### INSTRUCTIONS TO FOLLOW
State only how many lines contain the string "comenzará".
<<<<
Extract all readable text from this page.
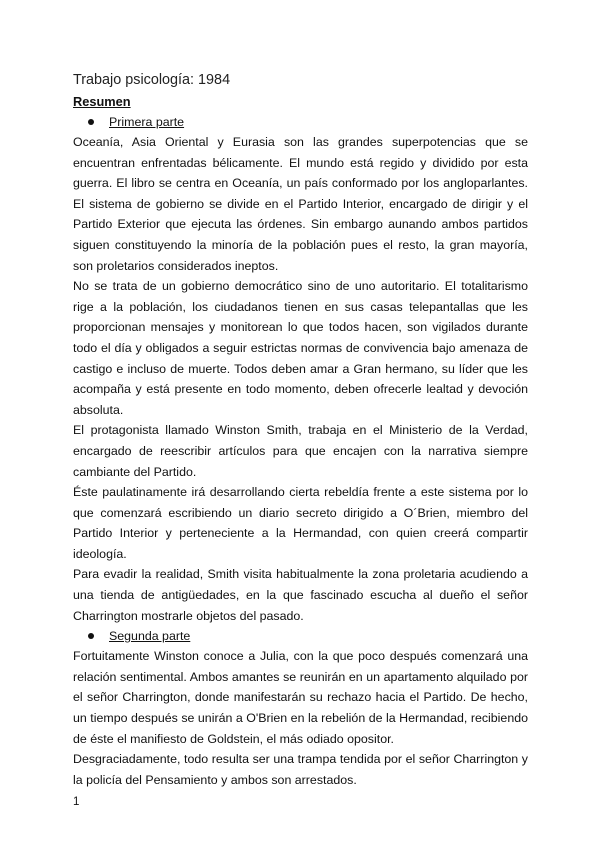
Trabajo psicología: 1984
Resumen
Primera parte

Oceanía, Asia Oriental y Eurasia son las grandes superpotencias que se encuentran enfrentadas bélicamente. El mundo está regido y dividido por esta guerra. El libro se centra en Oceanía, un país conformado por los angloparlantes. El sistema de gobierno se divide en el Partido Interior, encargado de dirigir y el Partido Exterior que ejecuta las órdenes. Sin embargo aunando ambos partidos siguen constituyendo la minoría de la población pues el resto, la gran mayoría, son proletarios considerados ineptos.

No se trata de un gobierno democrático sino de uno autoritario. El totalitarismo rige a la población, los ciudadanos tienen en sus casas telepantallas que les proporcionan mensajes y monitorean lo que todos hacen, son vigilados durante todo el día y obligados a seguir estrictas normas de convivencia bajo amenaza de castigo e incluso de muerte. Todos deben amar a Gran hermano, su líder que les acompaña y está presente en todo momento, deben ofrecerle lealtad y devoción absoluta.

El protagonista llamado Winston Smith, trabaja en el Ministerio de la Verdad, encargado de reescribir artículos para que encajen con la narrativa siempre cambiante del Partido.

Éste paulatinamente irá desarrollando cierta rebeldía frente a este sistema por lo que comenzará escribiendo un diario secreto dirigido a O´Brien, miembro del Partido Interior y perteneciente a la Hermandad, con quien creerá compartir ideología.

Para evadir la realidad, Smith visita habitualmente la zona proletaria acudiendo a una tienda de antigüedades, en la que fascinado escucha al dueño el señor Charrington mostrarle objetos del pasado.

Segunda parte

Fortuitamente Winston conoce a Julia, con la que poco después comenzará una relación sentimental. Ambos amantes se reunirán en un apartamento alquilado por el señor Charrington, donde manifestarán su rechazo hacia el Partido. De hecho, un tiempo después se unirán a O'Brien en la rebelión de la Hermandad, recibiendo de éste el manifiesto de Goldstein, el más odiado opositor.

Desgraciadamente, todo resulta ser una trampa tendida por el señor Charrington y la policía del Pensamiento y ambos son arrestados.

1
>>>>
<<<<
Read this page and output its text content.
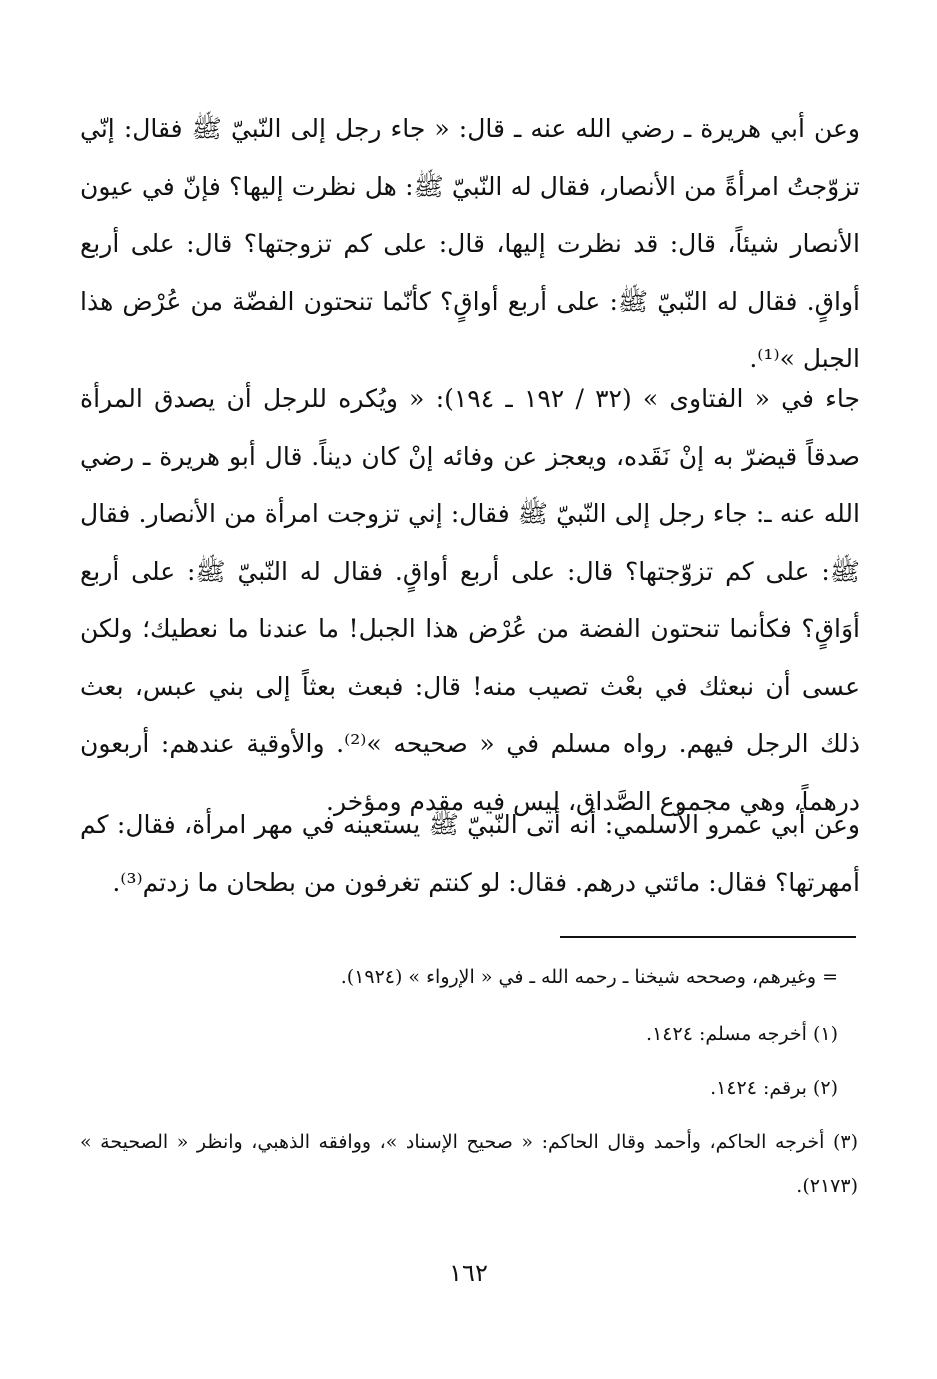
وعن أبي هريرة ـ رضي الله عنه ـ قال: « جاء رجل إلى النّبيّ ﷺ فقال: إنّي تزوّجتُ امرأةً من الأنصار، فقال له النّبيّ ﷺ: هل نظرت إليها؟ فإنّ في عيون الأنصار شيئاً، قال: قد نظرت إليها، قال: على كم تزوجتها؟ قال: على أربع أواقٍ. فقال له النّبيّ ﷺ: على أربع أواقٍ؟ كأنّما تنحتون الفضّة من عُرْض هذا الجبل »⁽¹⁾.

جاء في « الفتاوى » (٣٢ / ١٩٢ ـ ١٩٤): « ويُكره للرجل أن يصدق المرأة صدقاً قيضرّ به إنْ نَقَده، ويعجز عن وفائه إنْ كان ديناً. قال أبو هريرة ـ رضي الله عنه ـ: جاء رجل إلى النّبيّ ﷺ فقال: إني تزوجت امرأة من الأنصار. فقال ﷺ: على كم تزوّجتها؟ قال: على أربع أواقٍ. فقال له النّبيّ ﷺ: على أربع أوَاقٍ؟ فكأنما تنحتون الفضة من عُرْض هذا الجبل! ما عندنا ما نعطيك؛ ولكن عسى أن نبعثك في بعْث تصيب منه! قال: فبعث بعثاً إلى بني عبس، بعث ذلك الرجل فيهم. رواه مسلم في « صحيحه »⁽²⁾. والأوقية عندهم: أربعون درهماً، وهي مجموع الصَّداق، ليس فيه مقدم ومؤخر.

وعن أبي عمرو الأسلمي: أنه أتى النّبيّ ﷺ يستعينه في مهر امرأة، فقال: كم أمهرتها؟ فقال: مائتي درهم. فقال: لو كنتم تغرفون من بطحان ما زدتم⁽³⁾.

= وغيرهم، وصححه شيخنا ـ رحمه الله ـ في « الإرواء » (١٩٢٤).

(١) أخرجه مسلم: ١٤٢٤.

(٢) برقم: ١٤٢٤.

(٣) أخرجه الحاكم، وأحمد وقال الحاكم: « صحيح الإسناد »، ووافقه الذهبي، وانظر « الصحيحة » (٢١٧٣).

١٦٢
>>>>
### WRITTEN ANSWER
2